STORED RECORDS:

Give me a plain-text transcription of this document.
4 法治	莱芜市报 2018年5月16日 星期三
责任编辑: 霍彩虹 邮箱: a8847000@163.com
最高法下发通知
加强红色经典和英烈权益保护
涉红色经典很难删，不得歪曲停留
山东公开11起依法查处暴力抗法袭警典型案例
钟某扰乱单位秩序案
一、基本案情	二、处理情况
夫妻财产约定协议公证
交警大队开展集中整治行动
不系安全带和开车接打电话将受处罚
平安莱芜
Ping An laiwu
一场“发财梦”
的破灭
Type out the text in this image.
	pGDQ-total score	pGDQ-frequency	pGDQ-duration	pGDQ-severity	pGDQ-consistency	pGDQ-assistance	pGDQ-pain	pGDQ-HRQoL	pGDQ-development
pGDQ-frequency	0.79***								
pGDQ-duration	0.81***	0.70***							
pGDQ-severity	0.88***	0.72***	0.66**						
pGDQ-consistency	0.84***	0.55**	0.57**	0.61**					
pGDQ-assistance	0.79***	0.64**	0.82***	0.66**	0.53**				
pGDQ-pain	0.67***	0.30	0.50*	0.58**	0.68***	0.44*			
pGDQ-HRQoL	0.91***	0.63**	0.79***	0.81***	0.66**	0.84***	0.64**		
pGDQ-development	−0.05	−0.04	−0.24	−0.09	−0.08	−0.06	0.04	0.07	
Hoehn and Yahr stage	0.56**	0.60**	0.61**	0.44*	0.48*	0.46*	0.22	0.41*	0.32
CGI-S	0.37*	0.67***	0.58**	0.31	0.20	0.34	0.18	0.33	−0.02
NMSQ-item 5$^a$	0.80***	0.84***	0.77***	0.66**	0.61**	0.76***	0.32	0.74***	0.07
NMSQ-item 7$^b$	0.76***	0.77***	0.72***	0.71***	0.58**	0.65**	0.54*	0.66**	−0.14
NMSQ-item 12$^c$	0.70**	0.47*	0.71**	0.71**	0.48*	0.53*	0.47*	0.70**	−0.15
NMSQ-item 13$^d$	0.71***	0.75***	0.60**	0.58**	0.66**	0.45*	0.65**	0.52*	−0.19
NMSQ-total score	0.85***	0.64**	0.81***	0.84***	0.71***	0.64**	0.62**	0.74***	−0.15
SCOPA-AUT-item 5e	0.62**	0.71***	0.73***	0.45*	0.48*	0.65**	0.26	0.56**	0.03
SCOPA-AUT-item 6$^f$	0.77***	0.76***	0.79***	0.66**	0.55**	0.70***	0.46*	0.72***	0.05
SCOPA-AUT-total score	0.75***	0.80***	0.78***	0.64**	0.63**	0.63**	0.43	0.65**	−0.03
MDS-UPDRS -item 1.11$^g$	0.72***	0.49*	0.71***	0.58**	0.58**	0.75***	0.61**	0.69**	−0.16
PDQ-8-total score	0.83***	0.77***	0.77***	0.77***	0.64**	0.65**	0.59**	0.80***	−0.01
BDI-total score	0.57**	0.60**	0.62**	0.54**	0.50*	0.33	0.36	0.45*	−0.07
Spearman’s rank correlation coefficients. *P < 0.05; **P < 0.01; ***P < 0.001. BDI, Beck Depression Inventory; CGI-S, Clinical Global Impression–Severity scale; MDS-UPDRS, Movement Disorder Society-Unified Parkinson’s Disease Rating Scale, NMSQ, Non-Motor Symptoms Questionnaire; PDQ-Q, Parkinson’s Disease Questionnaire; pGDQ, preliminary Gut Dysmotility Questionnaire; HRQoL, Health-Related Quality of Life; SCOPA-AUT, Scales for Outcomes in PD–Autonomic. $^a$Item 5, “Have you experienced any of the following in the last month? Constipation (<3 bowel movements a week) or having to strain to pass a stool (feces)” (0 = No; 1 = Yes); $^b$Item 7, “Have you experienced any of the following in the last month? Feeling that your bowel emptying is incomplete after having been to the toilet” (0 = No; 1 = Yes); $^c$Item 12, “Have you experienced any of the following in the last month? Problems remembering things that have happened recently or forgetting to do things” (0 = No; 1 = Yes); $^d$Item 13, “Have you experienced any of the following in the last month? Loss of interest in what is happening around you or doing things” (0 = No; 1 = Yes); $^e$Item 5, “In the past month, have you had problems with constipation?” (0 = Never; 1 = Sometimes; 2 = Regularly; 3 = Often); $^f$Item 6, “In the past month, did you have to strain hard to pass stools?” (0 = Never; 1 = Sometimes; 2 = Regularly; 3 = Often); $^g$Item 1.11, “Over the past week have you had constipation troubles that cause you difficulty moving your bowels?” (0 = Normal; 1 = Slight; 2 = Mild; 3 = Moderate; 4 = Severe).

YOUR TASK: Provide all the records again, word for word.

ANSWER FOR THE TASK:
Give me a plain-text transcription of this document.
4 法治	莱芜市报 2018年5月16日 星期三
责任编辑: 霍彩虹 邮箱: a8847000@163.com
最高法下发通知
加强红色经典和英烈权益保护
涉红色经典很难删，不得歪曲停留
山东公开11起依法查处暴力抗法袭警典型案例
钟某扰乱单位秩序案
一、基本案情	二、处理情况
夫妻财产约定协议公证
交警大队开展集中整治行动
不系安全带和开车接打电话将受处罚
平安莱芜
Ping An laiwu
一场“发财梦”
的破灭
Type out the text in this image.
	pGDQ-total score	pGDQ-frequency	pGDQ-duration	pGDQ-severity	pGDQ-consistency	pGDQ-assistance	pGDQ-pain	pGDQ-HRQoL	pGDQ-development
pGDQ-frequency	0.79***								
pGDQ-duration	0.81***	0.70***							
pGDQ-severity	0.88***	0.72***	0.66**						
pGDQ-consistency	0.84***	0.55**	0.57**	0.61**					
pGDQ-assistance	0.79***	0.64**	0.82***	0.66**	0.53**				
pGDQ-pain	0.67***	0.30	0.50*	0.58**	0.68***	0.44*			
pGDQ-HRQoL	0.91***	0.63**	0.79***	0.81***	0.66**	0.84***	0.64**		
pGDQ-development	−0.05	−0.04	−0.24	−0.09	−0.08	−0.06	0.04	0.07	
Hoehn and Yahr stage	0.56**	0.60**	0.61**	0.44*	0.48*	0.46*	0.22	0.41*	0.32
CGI-S	0.37*	0.67***	0.58**	0.31	0.20	0.34	0.18	0.33	−0.02
NMSQ-item 5$^a$	0.80***	0.84***	0.77***	0.66**	0.61**	0.76***	0.32	0.74***	0.07
NMSQ-item 7$^b$	0.76***	0.77***	0.72***	0.71***	0.58**	0.65**	0.54*	0.66**	−0.14
NMSQ-item 12$^c$	0.70**	0.47*	0.71**	0.71**	0.48*	0.53*	0.47*	0.70**	−0.15
NMSQ-item 13$^d$	0.71***	0.75***	0.60**	0.58**	0.66**	0.45*	0.65**	0.52*	−0.19
NMSQ-total score	0.85***	0.64**	0.81***	0.84***	0.71***	0.64**	0.62**	0.74***	−0.15
SCOPA-AUT-item 5e	0.62**	0.71***	0.73***	0.45*	0.48*	0.65**	0.26	0.56**	0.03
SCOPA-AUT-item 6$^f$	0.77***	0.76***	0.79***	0.66**	0.55**	0.70***	0.46*	0.72***	0.05
SCOPA-AUT-total score	0.75***	0.80***	0.78***	0.64**	0.63**	0.63**	0.43	0.65**	−0.03
MDS-UPDRS -item 1.11$^g$	0.72***	0.49*	0.71***	0.58**	0.58**	0.75***	0.61**	0.69**	−0.16
PDQ-8-total score	0.83***	0.77***	0.77***	0.77***	0.64**	0.65**	0.59**	0.80***	−0.01
BDI-total score	0.57**	0.60**	0.62**	0.54**	0.50*	0.33	0.36	0.45*	−0.07
Spearman’s rank correlation coefficients. *P < 0.05; **P < 0.01; ***P < 0.001. BDI, Beck Depression Inventory; CGI-S, Clinical Global Impression–Severity scale; MDS-UPDRS, Movement Disorder Society-Unified Parkinson’s Disease Rating Scale, NMSQ, Non-Motor Symptoms Questionnaire; PDQ-Q, Parkinson’s Disease Questionnaire; pGDQ, preliminary Gut Dysmotility Questionnaire; HRQoL, Health-Related Quality of Life; SCOPA-AUT, Scales for Outcomes in PD–Autonomic. $^a$Item 5, “Have you experienced any of the following in the last month? Constipation (<3 bowel movements a week) or having to strain to pass a stool (feces)” (0 = No; 1 = Yes); $^b$Item 7, “Have you experienced any of the following in the last month? Feeling that your bowel emptying is incomplete after having been to the toilet” (0 = No; 1 = Yes); $^c$Item 12, “Have you experienced any of the following in the last month? Problems remembering things that have happened recently or forgetting to do things” (0 = No; 1 = Yes); $^d$Item 13, “Have you experienced any of the following in the last month? Loss of interest in what is happening around you or doing things” (0 = No; 1 = Yes); $^e$Item 5, “In the past month, have you had problems with constipation?” (0 = Never; 1 = Sometimes; 2 = Regularly; 3 = Often); $^f$Item 6, “In the past month, did you have to strain hard to pass stools?” (0 = Never; 1 = Sometimes; 2 = Regularly; 3 = Often); $^g$Item 1.11, “Over the past week have you had constipation troubles that cause you difficulty moving your bowels?” (0 = Normal; 1 = Slight; 2 = Mild; 3 = Moderate; 4 = Severe).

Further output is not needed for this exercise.